### Task goal
Identify the lines that contain the string "一德产业投研部" and copy all of them.

(Items from a figure collection)
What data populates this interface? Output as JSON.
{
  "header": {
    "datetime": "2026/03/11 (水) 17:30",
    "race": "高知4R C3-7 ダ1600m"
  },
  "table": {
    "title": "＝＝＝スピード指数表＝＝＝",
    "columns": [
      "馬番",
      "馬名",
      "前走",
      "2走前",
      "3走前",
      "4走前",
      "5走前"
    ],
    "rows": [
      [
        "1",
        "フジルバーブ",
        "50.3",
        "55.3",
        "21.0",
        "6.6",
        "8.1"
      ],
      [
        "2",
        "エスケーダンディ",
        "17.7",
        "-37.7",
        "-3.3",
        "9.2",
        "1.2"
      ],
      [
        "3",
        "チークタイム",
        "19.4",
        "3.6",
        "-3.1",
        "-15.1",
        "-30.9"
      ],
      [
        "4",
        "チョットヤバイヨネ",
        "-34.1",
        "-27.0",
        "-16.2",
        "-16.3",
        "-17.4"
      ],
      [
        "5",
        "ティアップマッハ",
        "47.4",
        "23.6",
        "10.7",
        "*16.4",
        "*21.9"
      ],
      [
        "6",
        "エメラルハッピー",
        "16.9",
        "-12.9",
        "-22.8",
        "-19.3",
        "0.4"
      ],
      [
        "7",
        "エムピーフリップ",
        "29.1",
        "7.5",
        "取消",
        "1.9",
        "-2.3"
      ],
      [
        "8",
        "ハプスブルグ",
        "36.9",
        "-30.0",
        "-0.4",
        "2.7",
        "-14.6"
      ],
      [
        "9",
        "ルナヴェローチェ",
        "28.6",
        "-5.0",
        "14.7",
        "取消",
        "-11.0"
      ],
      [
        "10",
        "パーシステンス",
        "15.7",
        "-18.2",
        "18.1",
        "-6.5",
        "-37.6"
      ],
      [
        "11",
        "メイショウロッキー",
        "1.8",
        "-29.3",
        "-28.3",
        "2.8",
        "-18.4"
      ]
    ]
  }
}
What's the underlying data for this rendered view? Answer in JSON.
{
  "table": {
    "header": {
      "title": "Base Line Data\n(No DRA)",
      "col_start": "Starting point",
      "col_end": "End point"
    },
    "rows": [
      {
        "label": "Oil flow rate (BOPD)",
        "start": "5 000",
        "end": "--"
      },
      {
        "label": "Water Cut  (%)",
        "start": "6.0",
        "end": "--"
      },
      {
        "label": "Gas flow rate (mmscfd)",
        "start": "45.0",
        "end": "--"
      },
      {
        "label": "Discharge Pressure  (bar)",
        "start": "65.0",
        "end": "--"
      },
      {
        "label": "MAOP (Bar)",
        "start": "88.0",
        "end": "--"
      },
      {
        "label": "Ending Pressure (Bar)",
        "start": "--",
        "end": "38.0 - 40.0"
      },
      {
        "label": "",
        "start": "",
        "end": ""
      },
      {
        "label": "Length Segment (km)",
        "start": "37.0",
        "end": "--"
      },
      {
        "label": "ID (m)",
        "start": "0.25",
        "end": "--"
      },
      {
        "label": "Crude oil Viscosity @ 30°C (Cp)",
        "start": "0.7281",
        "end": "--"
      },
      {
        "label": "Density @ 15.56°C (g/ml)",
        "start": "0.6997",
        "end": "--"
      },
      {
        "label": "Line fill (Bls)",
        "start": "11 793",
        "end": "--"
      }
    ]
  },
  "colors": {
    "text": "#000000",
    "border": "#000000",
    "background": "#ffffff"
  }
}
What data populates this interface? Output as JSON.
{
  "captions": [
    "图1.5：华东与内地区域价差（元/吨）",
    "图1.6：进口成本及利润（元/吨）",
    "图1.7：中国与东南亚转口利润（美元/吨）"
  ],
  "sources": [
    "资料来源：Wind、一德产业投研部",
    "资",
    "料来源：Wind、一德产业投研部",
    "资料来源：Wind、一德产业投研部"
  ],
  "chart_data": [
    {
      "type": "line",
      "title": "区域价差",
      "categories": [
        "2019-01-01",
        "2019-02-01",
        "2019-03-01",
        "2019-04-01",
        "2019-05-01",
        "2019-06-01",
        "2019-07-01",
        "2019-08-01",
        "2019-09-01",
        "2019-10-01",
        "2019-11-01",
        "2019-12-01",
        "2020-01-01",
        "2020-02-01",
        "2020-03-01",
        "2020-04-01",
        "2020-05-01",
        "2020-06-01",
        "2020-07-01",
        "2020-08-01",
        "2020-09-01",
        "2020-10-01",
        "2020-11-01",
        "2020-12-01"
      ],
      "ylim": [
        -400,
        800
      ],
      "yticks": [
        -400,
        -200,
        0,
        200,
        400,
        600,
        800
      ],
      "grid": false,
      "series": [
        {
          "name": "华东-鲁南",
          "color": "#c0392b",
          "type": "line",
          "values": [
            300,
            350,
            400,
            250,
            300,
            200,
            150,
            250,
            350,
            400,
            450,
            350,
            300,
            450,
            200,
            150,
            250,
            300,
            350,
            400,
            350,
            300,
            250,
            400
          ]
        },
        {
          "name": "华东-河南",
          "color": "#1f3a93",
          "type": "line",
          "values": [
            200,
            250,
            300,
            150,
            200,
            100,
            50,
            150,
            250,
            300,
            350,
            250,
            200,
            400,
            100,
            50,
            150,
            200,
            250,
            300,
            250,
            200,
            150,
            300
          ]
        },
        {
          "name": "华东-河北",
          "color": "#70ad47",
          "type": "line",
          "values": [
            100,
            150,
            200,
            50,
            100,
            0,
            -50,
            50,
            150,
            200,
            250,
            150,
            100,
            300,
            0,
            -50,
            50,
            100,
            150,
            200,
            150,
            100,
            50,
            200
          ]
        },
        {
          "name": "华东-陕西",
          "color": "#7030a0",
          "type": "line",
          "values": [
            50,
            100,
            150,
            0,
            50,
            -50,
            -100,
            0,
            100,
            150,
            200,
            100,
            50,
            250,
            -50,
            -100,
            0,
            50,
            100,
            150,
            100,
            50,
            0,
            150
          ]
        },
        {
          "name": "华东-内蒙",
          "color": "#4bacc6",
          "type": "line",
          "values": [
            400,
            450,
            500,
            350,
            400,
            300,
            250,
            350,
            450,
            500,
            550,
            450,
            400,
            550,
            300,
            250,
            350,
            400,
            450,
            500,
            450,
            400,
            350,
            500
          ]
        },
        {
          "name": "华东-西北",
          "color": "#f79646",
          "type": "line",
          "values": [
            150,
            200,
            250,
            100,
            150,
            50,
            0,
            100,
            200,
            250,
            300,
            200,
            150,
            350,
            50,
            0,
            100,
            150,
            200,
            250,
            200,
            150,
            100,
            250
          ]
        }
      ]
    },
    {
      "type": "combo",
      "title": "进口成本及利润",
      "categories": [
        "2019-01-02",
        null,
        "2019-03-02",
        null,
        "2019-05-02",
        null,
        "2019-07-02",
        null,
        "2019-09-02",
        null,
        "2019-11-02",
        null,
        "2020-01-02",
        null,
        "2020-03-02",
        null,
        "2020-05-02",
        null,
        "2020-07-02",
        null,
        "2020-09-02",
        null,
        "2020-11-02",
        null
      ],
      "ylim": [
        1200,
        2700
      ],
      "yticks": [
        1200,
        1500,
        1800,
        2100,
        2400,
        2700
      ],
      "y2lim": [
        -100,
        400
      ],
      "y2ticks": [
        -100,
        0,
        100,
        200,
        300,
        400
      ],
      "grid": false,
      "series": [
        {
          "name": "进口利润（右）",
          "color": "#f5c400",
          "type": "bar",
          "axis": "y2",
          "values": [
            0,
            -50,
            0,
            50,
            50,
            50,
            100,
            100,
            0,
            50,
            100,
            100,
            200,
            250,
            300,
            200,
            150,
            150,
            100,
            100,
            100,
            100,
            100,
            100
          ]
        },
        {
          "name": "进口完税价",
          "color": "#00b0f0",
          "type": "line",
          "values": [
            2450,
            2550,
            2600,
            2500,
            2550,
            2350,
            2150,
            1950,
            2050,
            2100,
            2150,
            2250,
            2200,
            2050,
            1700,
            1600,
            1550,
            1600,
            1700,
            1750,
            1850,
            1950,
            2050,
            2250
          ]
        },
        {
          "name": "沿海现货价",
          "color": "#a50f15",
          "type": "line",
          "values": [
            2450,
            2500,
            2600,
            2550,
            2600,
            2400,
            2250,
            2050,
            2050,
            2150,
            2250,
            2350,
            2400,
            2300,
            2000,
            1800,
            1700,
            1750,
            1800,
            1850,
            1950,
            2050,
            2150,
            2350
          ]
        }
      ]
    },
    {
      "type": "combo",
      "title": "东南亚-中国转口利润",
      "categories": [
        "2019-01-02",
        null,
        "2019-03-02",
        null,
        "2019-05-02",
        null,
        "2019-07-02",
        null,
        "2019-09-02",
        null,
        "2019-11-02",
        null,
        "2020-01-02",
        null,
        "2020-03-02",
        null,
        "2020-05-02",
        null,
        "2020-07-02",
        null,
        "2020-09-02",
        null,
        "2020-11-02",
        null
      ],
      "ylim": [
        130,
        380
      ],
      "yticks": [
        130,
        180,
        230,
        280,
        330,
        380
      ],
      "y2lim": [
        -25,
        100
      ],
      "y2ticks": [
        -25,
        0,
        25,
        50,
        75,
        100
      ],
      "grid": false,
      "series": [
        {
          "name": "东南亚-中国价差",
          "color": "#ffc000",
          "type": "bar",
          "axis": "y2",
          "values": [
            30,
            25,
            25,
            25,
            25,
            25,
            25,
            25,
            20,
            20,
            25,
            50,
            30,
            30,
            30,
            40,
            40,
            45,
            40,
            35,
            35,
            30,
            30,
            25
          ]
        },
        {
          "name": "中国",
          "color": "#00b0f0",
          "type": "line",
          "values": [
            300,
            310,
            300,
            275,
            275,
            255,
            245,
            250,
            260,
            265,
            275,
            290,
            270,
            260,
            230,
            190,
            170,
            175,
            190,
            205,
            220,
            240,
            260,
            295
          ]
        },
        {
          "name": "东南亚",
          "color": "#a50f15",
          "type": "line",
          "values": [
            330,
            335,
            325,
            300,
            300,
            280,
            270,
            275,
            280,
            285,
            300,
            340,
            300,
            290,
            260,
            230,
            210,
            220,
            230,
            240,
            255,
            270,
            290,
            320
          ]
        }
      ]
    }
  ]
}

### Result of this task
    "资料来源：Wind、一德产业投研部",
    "料来源：Wind、一德产业投研部",
    "资料来源：Wind、一德产业投研部"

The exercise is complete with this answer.